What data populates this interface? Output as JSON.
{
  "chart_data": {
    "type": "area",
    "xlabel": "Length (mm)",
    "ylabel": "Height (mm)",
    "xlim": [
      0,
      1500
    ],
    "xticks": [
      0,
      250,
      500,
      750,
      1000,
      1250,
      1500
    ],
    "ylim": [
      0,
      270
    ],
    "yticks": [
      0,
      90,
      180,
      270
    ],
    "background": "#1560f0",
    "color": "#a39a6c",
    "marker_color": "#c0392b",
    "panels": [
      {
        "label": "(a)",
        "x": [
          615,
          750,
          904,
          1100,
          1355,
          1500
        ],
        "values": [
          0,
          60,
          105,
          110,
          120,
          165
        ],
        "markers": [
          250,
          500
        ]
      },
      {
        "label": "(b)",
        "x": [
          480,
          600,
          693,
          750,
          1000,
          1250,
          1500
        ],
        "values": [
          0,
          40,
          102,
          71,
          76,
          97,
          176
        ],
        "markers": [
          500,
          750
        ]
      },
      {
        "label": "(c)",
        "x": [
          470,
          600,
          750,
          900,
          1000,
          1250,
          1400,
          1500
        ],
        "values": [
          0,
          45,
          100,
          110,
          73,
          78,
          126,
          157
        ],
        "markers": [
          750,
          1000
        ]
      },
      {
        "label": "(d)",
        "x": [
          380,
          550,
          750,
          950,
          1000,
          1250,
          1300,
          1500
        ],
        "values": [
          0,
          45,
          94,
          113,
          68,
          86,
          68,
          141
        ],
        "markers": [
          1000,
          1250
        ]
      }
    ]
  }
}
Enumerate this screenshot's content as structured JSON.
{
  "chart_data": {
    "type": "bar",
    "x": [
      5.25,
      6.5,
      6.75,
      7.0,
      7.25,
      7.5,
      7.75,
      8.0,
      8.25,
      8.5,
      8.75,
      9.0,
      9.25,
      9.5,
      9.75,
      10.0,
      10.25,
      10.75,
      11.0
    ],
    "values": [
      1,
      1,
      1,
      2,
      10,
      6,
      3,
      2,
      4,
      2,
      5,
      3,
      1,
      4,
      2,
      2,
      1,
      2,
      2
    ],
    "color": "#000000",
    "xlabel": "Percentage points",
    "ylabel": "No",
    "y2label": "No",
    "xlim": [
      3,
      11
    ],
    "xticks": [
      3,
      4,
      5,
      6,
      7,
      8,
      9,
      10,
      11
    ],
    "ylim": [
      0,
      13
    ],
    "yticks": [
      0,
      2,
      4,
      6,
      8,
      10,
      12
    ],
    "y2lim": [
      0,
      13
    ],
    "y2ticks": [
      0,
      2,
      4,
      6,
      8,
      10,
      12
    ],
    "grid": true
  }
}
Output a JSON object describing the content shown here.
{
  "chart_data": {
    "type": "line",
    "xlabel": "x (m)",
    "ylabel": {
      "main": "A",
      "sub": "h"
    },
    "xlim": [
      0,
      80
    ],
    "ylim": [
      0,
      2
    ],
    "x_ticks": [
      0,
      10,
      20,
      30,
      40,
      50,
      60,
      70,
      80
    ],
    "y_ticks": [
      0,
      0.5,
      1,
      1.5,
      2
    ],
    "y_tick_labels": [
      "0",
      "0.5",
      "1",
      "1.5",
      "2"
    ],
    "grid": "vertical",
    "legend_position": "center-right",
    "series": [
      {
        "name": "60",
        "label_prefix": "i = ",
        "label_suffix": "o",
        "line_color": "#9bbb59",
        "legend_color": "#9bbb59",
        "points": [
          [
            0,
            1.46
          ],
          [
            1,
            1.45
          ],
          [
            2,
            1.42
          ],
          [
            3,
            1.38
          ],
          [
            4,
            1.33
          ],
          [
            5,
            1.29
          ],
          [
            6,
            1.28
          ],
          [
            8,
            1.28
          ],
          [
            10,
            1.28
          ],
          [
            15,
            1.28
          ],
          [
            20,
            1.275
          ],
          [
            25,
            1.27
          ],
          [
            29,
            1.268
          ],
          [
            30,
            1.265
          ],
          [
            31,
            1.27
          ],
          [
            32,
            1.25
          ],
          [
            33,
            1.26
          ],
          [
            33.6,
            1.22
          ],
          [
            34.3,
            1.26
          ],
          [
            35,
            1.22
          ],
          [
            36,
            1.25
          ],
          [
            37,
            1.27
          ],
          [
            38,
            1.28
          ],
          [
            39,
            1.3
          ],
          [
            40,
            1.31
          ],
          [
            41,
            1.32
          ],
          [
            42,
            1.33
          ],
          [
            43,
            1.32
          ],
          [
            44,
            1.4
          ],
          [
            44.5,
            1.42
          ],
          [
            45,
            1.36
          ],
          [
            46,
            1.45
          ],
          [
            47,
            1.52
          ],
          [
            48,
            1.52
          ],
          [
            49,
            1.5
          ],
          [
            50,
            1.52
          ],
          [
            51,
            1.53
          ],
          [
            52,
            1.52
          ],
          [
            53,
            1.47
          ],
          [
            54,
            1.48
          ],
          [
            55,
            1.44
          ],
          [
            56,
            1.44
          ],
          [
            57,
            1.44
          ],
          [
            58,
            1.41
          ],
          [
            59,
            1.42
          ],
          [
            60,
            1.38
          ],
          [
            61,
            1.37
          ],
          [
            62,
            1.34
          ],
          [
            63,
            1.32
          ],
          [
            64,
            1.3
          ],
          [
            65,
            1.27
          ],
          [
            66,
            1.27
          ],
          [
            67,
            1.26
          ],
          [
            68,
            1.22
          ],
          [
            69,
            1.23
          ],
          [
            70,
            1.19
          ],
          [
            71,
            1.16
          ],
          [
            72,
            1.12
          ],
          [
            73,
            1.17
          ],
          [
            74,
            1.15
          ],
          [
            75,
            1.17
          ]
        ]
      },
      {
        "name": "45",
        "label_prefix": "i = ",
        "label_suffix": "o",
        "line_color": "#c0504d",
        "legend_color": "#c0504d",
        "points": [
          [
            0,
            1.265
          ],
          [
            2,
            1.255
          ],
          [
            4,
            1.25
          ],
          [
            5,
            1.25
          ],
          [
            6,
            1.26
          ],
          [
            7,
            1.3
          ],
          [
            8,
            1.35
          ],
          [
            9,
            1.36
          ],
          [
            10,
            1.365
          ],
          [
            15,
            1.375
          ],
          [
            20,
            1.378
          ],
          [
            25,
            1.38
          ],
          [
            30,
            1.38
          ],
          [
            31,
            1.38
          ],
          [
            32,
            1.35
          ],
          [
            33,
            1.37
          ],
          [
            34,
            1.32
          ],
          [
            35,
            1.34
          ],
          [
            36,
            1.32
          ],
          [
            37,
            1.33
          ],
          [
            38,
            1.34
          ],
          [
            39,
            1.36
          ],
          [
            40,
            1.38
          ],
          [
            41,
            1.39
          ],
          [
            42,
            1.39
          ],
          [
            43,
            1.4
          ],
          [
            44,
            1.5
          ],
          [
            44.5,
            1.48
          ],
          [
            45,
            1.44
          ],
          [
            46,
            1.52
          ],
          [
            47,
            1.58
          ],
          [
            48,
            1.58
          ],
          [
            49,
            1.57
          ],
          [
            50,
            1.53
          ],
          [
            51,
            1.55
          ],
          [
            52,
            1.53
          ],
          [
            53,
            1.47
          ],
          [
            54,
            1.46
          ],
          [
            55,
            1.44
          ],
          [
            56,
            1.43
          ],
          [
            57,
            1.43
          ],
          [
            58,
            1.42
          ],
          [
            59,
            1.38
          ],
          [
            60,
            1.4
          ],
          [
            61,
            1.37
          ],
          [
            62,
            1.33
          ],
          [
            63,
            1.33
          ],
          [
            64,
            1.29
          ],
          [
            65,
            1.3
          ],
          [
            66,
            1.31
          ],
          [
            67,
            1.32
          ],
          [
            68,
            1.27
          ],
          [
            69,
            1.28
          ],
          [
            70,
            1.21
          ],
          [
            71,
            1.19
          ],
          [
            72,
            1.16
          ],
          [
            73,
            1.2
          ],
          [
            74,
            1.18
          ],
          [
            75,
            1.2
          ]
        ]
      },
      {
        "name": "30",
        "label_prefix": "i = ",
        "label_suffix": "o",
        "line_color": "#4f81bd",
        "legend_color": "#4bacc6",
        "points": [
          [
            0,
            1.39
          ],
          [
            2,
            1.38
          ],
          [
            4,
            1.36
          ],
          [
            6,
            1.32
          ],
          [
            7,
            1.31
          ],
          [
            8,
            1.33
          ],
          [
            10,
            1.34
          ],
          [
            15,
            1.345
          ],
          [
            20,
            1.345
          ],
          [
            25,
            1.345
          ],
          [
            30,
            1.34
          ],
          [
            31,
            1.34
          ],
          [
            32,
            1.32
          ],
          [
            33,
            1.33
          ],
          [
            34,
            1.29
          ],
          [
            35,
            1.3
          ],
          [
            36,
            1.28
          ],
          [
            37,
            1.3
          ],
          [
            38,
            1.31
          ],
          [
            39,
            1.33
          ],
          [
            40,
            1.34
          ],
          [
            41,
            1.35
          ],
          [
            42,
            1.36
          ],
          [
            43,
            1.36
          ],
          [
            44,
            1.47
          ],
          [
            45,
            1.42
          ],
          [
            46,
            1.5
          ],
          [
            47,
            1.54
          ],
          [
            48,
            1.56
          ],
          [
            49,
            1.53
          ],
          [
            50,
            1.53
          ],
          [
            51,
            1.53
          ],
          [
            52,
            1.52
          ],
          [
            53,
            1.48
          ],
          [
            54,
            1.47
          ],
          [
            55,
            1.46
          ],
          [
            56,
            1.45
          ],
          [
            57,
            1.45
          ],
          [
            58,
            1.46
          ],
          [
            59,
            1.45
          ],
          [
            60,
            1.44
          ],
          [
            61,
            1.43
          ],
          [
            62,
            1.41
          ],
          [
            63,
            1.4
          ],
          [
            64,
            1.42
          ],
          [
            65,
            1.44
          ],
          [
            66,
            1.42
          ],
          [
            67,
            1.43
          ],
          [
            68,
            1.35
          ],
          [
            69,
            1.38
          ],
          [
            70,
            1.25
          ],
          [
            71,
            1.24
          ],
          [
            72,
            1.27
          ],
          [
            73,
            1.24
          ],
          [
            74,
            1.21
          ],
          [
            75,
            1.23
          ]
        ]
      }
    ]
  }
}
::::::::::
- **What to work on**: For the data above, state how many lines contain "this"; the number is the whole answer.

- **Finished answer**: 2